» **TASK GOAL**
In the copy, keep every record exact and leave out all images.

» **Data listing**
━━━━━━━━━━━━━━━━
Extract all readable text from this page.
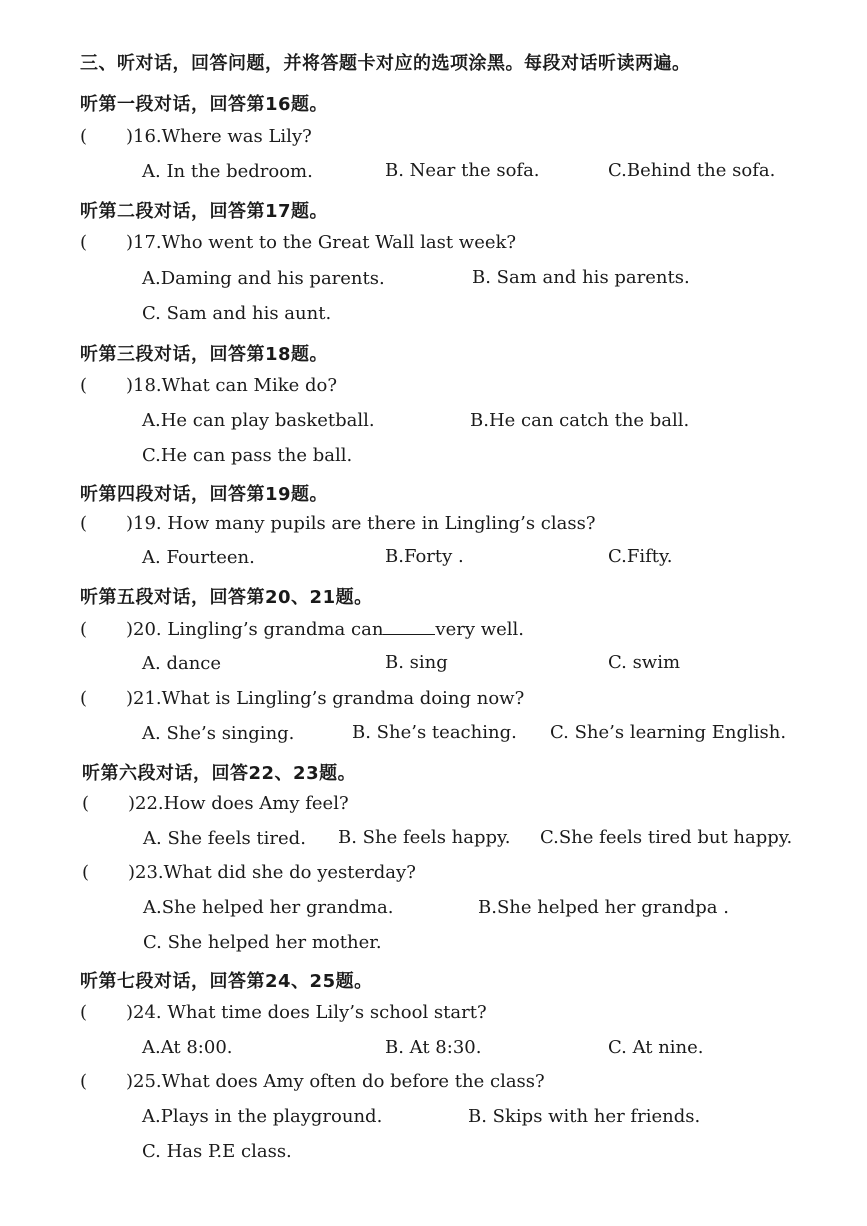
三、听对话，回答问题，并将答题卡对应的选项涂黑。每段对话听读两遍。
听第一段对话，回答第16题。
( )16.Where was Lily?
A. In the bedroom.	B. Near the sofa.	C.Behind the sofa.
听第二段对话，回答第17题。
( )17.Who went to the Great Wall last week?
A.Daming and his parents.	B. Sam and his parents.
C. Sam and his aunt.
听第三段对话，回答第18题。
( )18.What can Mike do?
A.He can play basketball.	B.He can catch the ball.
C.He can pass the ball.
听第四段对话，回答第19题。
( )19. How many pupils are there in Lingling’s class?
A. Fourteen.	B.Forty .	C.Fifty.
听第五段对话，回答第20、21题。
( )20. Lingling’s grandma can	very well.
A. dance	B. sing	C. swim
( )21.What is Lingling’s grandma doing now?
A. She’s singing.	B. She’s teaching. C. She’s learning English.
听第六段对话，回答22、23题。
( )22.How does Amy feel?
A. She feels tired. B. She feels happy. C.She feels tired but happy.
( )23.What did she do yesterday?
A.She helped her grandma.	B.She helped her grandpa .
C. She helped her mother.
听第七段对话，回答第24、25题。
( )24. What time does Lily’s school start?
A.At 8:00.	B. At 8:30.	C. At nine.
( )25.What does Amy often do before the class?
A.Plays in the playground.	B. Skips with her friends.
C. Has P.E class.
━━━━━━━━━━━━━━━━
» **EXERCISE SOLUTION**
Extract all readable text from this page.
三、听对话，回答问题，并将答题卡对应的选项涂黑。每段对话听读两遍。
听第一段对话，回答第16题。
( )16.Where was Lily?
A. In the bedroom.	B. Near the sofa.	C.Behind the sofa.
听第二段对话，回答第17题。
( )17.Who went to the Great Wall last week?
A.Daming and his parents.	B. Sam and his parents.
C. Sam and his aunt.
听第三段对话，回答第18题。
( )18.What can Mike do?
A.He can play basketball.	B.He can catch the ball.
C.He can pass the ball.
听第四段对话，回答第19题。
( )19. How many pupils are there in Lingling’s class?
A. Fourteen.	B.Forty .	C.Fifty.
听第五段对话，回答第20、21题。
( )20. Lingling’s grandma can	very well.
A. dance	B. sing	C. swim
( )21.What is Lingling’s grandma doing now?
A. She’s singing.	B. She’s teaching. C. She’s learning English.
听第六段对话，回答22、23题。
( )22.How does Amy feel?
A. She feels tired. B. She feels happy. C.She feels tired but happy.
( )23.What did she do yesterday?
A.She helped her grandma.	B.She helped her grandpa .
C. She helped her mother.
听第七段对话，回答第24、25题。
( )24. What time does Lily’s school start?
A.At 8:00.	B. At 8:30.	C. At nine.
( )25.What does Amy often do before the class?
A.Plays in the playground.	B. Skips with her friends.
C. Has P.E class.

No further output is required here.